--- Supplied records ---
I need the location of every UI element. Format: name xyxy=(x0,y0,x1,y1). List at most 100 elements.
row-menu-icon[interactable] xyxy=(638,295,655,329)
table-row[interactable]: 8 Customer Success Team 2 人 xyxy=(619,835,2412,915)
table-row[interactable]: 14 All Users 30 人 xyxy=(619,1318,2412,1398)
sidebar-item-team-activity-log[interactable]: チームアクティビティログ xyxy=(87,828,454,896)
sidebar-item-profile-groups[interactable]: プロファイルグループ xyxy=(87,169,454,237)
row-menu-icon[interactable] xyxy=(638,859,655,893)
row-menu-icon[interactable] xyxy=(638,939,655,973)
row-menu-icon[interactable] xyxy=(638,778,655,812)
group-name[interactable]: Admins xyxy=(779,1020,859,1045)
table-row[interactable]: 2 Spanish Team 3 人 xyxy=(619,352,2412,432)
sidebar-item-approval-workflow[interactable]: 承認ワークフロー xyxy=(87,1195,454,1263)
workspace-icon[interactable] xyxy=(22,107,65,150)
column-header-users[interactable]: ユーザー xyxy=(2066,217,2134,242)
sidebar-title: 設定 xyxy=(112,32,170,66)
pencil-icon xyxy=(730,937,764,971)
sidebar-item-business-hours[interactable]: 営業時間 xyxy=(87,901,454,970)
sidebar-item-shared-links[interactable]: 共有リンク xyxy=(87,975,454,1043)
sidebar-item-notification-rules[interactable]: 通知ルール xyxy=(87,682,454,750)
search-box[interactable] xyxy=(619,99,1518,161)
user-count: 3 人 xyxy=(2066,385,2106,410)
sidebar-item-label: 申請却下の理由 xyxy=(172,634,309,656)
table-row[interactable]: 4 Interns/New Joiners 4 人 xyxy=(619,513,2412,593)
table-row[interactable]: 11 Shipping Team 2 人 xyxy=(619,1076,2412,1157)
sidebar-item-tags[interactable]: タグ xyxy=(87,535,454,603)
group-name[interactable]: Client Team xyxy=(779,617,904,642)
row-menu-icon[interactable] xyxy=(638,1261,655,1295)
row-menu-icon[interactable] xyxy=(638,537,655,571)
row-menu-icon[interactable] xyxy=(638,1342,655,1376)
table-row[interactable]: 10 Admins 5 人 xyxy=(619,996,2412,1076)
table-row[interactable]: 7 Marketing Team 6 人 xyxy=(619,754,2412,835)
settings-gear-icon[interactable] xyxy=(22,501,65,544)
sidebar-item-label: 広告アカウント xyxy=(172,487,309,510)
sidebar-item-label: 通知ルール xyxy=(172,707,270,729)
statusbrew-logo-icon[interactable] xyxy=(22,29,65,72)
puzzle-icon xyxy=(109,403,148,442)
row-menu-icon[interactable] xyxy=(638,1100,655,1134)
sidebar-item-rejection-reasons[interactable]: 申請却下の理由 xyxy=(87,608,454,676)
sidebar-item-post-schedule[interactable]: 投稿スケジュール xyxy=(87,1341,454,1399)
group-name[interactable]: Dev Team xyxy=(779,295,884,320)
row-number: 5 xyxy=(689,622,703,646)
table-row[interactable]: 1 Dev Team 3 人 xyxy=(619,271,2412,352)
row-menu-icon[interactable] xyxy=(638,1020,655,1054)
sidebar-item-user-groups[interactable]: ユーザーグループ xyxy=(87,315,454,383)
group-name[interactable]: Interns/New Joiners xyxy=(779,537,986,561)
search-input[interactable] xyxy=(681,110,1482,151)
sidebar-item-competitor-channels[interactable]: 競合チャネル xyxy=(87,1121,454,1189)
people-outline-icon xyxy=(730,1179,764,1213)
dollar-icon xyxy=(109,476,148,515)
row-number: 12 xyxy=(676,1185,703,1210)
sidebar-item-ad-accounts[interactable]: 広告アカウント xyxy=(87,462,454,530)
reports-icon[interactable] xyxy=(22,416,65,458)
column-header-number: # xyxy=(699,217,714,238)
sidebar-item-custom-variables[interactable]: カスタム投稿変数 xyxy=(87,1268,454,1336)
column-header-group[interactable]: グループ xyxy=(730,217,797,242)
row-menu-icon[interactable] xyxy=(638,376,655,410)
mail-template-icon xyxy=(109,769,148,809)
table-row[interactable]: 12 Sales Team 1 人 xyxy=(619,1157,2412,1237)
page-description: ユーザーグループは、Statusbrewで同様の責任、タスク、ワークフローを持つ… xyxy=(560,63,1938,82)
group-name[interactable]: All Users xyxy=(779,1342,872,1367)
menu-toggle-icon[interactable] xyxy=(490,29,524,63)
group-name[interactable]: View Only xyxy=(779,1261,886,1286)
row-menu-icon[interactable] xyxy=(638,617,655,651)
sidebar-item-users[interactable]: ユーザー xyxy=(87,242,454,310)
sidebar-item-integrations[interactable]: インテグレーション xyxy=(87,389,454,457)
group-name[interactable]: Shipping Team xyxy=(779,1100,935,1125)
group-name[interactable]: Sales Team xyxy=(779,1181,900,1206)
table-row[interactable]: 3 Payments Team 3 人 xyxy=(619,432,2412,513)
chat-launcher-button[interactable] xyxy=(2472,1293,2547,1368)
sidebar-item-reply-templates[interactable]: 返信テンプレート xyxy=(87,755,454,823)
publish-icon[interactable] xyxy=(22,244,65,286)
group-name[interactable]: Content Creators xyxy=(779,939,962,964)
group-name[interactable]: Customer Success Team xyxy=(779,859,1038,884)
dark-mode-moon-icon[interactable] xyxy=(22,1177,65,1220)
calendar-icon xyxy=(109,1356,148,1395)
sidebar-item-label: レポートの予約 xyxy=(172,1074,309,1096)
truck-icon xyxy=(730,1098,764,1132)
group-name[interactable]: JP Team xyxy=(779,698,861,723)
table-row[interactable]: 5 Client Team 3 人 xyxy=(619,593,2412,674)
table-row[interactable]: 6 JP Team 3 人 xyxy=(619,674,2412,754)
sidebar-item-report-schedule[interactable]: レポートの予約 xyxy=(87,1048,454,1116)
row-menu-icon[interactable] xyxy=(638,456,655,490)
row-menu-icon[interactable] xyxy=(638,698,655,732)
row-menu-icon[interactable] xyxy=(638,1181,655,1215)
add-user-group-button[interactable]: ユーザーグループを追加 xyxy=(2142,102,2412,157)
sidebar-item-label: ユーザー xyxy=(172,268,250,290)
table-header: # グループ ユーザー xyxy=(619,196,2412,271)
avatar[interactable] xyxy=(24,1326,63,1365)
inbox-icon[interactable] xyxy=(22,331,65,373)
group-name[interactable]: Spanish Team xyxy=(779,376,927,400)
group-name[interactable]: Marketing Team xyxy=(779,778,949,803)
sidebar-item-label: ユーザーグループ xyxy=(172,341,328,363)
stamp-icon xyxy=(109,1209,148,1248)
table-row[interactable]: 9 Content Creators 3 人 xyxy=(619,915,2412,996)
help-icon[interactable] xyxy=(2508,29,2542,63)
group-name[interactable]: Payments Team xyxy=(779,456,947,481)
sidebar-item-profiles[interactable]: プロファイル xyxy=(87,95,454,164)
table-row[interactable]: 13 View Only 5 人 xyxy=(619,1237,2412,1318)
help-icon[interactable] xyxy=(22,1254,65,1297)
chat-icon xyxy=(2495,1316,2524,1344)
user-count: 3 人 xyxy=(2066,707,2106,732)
---
> **Requirement**: Count the lines above that contain the word "Sales", and reply with only that number.

> **Completed exercise**: 2